:: Your task ::
Pull every line containing "JSON" out of the material below.
[start Task data]
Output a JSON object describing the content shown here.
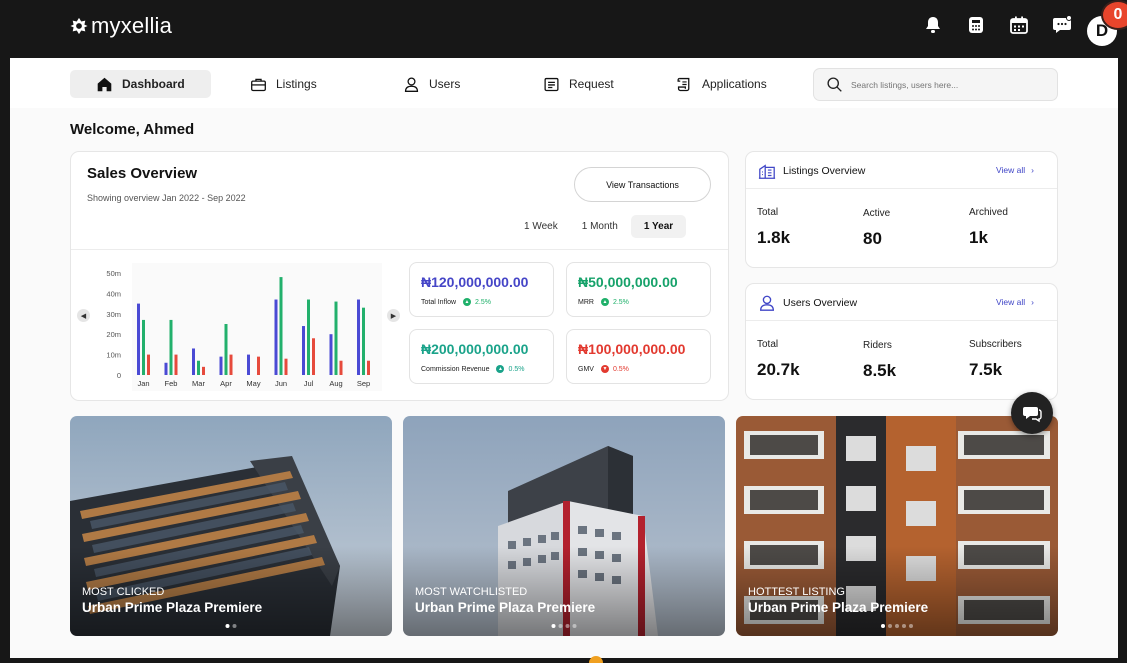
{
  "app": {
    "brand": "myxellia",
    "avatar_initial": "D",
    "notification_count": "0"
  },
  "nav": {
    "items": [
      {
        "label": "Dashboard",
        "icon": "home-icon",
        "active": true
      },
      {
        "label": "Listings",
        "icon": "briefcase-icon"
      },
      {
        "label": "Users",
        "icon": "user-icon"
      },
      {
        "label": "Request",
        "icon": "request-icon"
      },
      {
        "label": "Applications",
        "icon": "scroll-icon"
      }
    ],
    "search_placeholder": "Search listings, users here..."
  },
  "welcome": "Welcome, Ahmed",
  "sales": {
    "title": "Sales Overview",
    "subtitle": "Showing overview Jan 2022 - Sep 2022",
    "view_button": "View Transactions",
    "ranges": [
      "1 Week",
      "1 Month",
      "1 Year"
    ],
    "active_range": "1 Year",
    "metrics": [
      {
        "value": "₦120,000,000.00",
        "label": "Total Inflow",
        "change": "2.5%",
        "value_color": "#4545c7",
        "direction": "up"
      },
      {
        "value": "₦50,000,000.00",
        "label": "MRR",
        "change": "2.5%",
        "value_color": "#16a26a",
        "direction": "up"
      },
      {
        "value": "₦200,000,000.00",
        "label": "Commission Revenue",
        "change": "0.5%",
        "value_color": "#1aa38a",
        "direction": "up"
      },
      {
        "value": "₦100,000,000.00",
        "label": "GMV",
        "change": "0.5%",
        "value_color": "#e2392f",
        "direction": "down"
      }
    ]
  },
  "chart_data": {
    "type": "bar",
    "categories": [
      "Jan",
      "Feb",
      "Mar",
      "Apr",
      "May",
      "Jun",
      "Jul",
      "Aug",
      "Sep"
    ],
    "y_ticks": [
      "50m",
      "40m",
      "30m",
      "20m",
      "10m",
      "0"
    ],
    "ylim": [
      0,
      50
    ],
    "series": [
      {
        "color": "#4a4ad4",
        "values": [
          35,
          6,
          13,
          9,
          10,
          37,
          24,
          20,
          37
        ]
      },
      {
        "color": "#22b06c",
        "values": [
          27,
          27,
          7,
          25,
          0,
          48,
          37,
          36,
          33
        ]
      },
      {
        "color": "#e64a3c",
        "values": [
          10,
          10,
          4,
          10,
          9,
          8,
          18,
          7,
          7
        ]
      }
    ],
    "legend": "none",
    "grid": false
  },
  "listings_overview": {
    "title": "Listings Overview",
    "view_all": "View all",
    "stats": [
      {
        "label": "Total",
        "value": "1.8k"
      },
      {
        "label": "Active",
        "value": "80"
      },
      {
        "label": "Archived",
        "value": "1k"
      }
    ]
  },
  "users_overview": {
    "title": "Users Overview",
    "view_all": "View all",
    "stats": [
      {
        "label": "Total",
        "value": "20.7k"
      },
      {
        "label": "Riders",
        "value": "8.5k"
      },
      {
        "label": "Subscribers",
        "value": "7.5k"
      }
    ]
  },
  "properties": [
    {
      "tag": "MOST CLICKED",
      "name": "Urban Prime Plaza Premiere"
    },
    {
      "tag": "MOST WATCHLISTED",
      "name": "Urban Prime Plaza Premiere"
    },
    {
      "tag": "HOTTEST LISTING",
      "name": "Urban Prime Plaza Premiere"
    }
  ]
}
[end Task data]
[start Task data]
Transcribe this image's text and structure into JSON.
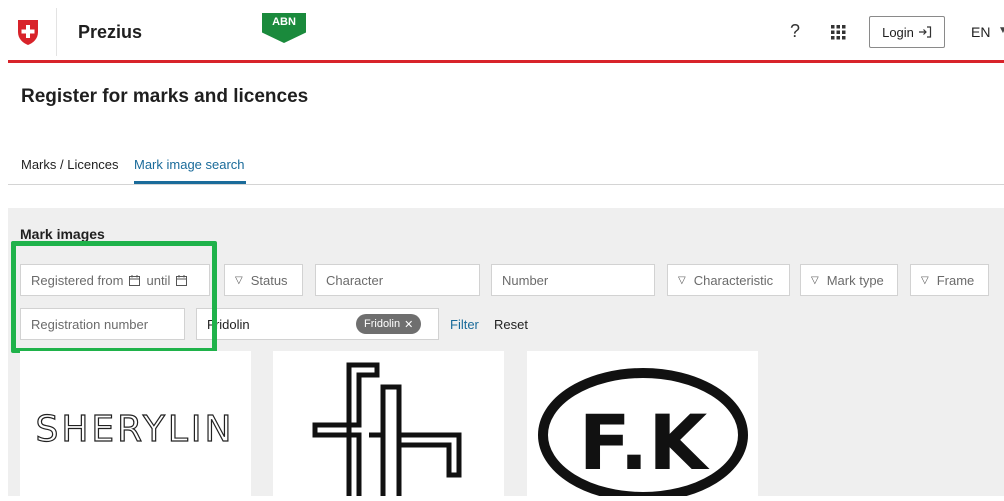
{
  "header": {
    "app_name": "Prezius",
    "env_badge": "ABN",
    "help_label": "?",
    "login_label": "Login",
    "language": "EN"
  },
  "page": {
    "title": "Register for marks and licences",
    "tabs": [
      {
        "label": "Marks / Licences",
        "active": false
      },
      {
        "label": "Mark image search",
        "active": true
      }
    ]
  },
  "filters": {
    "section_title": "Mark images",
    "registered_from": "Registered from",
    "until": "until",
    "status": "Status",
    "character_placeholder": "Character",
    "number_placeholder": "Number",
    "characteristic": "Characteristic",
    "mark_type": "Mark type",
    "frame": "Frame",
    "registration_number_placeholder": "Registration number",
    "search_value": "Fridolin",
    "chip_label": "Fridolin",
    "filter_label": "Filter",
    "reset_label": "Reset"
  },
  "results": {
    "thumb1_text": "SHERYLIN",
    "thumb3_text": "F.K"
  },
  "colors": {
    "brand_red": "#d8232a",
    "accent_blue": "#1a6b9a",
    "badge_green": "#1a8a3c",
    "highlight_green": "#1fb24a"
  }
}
[end Task data]
:: Solution to the exercise ::
Output a JSON object describing the content shown here.
Transcribe this image's text and structure into JSON.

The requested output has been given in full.